◆ WORK TO BE COMPLETED
Pick out the lines below that include the string "دوشنبه".

◆ RECORDS SHOWN
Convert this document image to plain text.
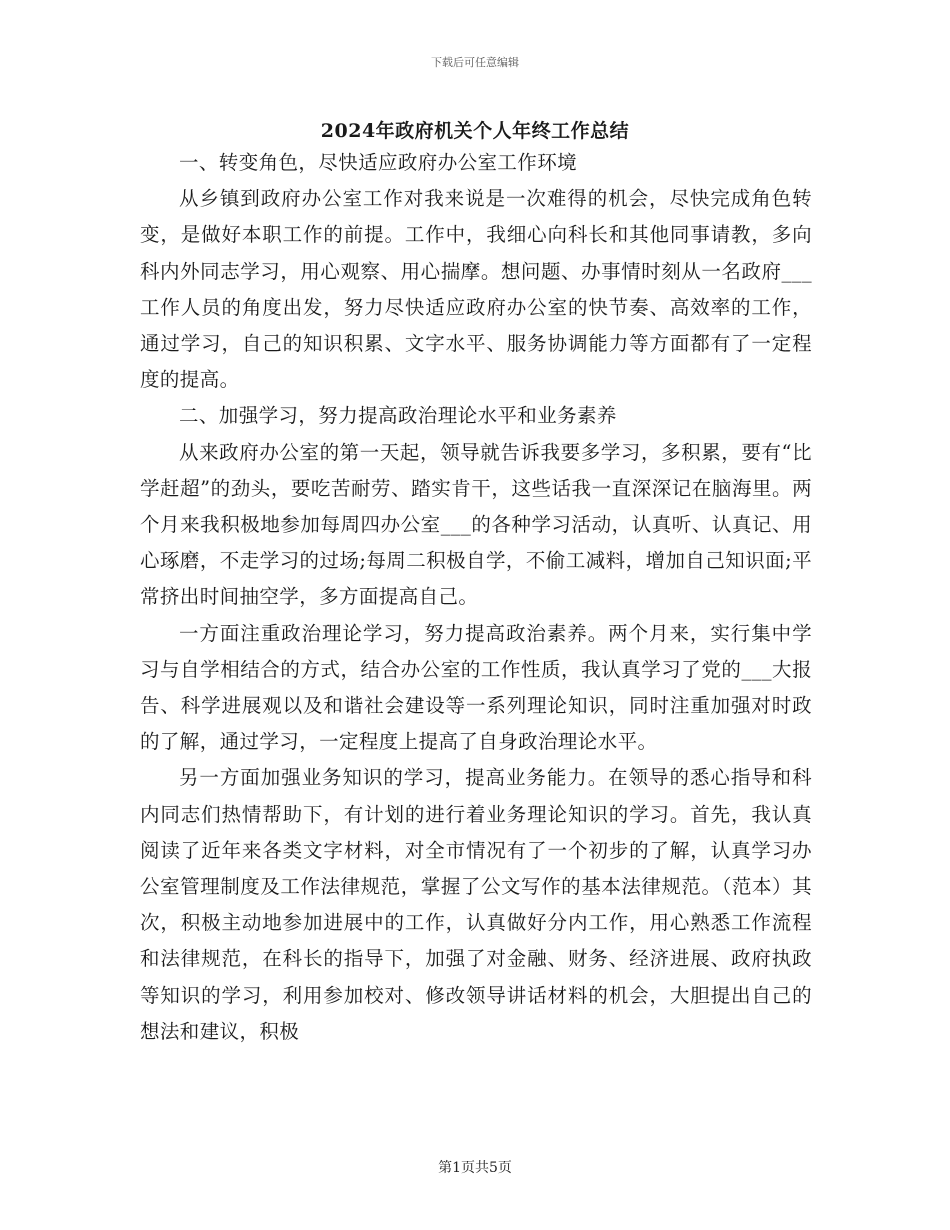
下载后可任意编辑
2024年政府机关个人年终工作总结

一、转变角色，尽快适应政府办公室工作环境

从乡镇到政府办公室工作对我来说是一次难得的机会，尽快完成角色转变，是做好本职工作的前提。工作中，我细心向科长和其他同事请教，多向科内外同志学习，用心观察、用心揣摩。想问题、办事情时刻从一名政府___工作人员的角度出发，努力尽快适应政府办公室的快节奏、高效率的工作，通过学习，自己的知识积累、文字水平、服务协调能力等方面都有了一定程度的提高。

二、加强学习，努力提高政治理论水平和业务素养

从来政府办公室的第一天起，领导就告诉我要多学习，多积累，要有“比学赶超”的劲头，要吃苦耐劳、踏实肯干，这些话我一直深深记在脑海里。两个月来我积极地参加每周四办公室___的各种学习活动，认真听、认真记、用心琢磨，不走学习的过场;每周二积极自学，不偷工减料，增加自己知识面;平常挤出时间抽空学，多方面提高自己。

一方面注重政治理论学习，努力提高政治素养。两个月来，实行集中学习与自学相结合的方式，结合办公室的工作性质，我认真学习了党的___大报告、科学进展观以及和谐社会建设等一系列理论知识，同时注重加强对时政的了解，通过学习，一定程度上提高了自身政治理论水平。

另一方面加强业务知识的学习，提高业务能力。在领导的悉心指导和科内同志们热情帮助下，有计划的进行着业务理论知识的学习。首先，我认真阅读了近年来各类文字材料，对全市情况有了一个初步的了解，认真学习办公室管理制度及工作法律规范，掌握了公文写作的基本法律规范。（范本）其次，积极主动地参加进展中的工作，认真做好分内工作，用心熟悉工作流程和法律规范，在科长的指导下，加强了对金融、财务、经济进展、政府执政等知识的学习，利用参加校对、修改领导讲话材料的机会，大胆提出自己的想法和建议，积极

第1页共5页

==

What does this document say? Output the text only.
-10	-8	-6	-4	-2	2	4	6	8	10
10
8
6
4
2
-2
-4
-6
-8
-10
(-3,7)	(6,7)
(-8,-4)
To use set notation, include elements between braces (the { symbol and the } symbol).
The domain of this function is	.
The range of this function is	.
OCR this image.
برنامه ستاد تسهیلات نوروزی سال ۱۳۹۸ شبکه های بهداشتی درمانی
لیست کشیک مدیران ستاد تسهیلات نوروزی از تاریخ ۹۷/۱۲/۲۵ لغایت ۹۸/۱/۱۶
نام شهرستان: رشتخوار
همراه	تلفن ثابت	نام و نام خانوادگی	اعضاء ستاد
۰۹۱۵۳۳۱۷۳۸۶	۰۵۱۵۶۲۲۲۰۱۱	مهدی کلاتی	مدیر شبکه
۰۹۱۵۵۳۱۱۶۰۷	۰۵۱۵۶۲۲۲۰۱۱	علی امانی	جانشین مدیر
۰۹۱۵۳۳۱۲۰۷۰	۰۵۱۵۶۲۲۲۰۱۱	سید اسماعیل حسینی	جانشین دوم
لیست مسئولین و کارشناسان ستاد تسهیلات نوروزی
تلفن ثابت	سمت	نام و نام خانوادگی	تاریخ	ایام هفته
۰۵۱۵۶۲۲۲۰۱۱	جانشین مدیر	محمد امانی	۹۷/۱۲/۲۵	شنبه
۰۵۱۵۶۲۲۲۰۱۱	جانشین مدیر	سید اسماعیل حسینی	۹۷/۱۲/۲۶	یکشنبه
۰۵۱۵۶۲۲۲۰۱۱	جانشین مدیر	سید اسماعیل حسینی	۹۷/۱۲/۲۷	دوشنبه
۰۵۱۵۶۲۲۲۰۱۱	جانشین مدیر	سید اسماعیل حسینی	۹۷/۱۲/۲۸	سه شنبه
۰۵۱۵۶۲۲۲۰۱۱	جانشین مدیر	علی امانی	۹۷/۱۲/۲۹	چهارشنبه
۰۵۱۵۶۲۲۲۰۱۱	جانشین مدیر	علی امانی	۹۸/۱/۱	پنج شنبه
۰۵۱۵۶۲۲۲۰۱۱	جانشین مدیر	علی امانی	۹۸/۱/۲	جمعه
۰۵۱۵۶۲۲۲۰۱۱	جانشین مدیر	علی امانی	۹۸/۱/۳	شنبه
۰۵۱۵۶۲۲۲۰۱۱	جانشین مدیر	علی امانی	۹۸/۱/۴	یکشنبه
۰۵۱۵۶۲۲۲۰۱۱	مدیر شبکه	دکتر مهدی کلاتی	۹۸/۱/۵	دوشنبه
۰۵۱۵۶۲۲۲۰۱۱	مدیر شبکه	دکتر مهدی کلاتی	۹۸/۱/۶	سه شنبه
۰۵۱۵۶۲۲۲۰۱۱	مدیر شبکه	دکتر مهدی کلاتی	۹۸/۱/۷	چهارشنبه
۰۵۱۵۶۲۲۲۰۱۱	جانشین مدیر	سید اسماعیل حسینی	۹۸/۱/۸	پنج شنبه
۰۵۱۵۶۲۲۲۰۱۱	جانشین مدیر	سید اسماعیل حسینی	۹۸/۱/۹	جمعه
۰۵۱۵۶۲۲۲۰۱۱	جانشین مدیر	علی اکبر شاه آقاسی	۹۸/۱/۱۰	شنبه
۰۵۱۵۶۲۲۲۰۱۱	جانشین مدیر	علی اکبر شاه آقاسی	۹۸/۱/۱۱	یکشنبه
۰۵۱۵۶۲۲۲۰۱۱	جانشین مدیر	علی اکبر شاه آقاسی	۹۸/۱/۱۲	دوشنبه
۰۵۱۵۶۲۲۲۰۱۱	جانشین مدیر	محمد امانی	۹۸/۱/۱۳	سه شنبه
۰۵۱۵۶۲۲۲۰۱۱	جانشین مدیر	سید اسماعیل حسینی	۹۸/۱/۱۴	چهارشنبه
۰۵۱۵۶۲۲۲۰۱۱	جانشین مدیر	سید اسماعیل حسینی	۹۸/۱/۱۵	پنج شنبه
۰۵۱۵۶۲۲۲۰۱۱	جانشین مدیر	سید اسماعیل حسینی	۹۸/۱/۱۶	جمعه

---

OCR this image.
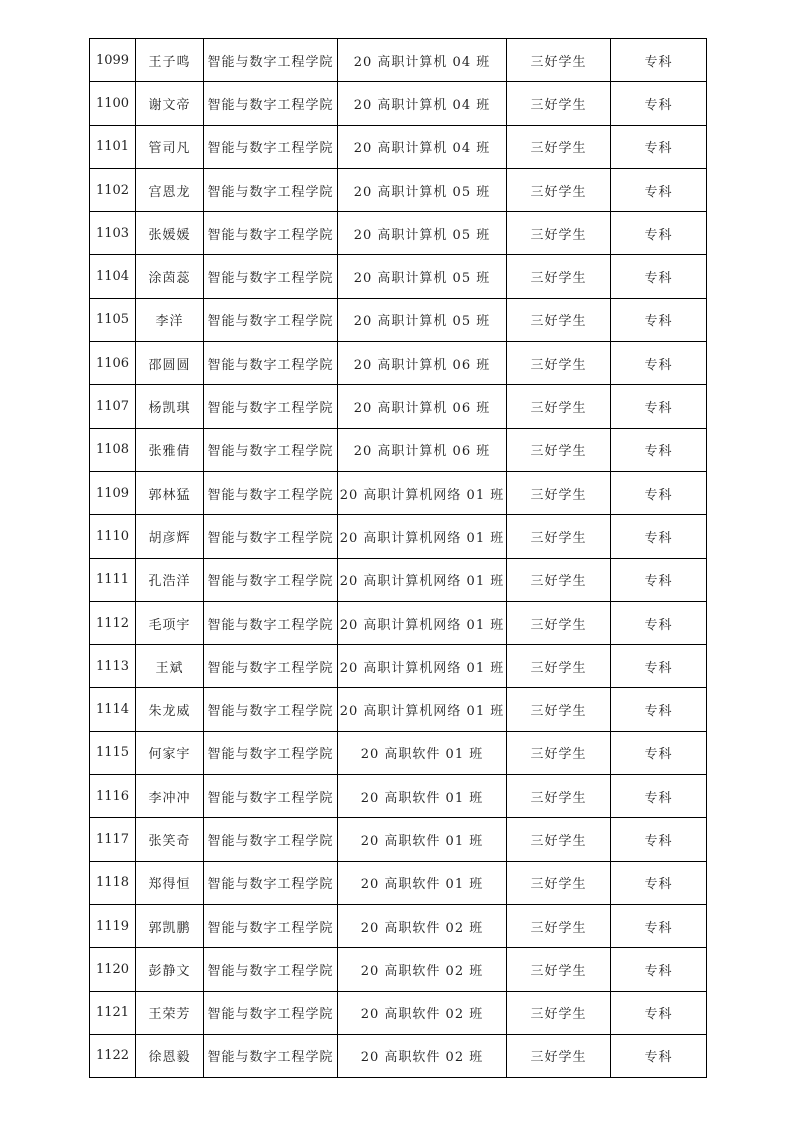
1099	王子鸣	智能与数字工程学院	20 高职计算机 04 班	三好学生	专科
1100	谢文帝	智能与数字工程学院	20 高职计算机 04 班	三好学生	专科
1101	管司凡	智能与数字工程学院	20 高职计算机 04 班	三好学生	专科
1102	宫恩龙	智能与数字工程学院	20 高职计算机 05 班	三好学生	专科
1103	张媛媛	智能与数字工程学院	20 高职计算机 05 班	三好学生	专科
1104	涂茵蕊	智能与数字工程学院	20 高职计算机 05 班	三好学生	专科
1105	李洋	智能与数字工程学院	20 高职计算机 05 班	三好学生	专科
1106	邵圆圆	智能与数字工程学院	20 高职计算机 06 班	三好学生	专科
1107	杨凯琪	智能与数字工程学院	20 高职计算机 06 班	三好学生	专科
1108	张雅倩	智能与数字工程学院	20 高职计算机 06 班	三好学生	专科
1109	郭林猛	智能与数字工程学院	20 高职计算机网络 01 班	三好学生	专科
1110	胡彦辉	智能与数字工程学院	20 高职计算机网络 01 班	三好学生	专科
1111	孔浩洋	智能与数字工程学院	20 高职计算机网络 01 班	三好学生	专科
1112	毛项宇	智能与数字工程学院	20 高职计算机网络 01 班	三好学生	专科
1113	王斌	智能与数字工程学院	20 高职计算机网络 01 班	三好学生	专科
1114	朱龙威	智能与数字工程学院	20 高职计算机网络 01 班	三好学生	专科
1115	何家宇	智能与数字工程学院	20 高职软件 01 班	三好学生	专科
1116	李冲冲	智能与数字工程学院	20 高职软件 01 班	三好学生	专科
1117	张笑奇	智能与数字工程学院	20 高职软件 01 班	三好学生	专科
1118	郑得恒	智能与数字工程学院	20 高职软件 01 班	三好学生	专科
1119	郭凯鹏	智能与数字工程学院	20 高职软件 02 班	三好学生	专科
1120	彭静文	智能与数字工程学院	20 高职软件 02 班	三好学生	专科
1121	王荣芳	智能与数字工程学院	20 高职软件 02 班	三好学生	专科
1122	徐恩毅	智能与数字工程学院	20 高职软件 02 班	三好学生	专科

◆ ANSWER TO THIS PROBLEM
۰۵۱۵۶۲۲۲۰۱۱	جانشین مدیر	سید اسماعیل حسینی	۹۷/۱۲/۲۷	دوشنبه
۰۵۱۵۶۲۲۲۰۱۱	مدیر شبکه	دکتر مهدی کلاتی	۹۸/۱/۵	دوشنبه
۰۵۱۵۶۲۲۲۰۱۱	جانشین مدیر	علی اکبر شاه آقاسی	۹۸/۱/۱۲	دوشنبه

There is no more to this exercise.